Materials provided:

---*---

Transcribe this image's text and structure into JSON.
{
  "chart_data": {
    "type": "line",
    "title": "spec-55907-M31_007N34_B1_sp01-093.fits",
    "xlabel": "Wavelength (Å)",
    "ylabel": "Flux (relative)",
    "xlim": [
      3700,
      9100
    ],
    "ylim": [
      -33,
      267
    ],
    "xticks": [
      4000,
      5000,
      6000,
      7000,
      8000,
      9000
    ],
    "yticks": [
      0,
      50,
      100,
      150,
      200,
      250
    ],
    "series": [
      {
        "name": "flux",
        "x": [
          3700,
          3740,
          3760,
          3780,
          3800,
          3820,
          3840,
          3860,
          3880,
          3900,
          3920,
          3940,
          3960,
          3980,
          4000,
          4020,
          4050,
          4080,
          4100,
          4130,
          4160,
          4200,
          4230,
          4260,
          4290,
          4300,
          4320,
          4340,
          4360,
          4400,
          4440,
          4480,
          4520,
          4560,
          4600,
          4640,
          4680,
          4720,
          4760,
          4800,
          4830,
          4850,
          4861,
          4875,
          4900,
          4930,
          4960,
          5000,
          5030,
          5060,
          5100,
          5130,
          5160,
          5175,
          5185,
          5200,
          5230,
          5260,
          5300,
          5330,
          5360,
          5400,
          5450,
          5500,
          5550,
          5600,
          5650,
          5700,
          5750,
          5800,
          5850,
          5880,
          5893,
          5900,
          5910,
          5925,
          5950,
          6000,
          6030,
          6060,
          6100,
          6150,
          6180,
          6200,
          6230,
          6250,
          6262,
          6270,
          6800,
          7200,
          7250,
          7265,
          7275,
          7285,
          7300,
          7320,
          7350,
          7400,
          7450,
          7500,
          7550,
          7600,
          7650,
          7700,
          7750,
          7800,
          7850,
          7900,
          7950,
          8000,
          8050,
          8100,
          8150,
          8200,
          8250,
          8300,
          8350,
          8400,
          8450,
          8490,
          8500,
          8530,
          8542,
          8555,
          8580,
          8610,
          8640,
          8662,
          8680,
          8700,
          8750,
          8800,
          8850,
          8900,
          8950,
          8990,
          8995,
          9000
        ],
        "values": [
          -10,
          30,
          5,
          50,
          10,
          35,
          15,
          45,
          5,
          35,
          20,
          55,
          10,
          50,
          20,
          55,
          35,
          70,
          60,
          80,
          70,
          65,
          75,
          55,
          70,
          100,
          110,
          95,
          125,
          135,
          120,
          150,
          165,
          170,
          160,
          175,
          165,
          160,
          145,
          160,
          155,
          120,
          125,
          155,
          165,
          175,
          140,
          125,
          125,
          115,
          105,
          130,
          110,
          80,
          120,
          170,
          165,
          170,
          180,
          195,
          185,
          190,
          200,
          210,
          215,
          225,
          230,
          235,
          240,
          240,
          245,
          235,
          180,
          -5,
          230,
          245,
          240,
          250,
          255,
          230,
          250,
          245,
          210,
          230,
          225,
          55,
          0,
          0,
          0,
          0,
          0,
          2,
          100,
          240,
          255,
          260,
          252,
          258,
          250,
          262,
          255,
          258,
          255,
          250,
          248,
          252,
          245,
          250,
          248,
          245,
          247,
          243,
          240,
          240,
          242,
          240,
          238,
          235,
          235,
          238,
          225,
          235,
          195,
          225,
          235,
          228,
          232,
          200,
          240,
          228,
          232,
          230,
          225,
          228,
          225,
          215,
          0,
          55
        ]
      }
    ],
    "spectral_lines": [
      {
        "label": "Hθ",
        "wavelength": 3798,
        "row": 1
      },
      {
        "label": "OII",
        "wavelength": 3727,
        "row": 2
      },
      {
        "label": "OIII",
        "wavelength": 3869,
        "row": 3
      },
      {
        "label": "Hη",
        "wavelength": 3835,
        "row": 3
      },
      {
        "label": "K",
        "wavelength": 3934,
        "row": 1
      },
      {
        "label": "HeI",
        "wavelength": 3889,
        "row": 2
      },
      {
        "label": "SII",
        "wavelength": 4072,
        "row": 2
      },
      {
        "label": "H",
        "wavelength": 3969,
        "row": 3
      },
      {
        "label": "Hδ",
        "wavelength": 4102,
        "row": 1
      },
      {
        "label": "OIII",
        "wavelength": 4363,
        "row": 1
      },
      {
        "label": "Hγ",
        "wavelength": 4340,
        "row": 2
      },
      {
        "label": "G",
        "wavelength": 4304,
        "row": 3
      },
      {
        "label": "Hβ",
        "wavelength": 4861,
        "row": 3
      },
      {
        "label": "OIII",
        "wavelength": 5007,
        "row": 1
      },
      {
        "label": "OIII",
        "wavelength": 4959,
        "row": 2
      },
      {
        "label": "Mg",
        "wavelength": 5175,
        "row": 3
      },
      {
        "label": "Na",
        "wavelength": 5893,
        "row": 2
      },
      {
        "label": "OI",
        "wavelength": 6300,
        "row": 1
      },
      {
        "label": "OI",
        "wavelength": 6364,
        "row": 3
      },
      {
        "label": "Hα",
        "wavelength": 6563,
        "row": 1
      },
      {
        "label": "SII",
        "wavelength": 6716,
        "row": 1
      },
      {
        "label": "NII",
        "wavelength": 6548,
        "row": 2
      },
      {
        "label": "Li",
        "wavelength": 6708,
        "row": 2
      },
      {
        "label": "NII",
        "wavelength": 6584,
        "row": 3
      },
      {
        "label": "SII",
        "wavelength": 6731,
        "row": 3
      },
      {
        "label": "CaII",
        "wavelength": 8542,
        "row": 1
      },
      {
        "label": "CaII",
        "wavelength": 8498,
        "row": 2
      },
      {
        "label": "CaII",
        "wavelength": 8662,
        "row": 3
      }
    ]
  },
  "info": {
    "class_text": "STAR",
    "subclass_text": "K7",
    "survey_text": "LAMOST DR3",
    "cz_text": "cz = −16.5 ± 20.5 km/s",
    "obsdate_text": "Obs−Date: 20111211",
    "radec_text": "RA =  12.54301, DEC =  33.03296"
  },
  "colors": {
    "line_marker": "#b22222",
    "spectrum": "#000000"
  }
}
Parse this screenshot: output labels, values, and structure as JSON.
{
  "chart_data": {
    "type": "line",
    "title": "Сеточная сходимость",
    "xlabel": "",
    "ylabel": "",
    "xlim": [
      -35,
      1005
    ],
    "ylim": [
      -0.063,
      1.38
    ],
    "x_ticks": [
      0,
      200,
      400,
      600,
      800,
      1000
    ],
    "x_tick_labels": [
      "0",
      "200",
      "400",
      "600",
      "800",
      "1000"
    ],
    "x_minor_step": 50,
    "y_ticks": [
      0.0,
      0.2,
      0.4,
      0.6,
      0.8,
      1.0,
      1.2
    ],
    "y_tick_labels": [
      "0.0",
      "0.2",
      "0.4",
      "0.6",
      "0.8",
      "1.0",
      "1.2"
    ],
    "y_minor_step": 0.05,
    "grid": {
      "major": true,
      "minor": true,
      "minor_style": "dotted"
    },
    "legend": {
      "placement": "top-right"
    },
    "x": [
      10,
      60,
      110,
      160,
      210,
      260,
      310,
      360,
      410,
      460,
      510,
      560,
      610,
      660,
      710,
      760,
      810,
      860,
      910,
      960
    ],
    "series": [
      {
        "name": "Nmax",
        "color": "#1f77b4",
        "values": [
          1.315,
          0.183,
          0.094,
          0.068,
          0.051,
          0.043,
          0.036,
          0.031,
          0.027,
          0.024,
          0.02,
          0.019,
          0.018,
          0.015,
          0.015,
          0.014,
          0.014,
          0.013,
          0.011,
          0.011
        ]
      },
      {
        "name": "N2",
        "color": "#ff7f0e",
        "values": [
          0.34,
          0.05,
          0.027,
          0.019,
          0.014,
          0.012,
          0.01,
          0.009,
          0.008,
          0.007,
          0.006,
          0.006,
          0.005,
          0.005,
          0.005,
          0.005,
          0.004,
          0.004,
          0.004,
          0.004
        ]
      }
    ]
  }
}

---*---

What you need to do:
Gather every line from the entries above where the word "title" appears, and copy them.

Final result:
    "title": "spec-55907-M31_007N34_B1_sp01-093.fits",
    "title": "Сеточная сходимость",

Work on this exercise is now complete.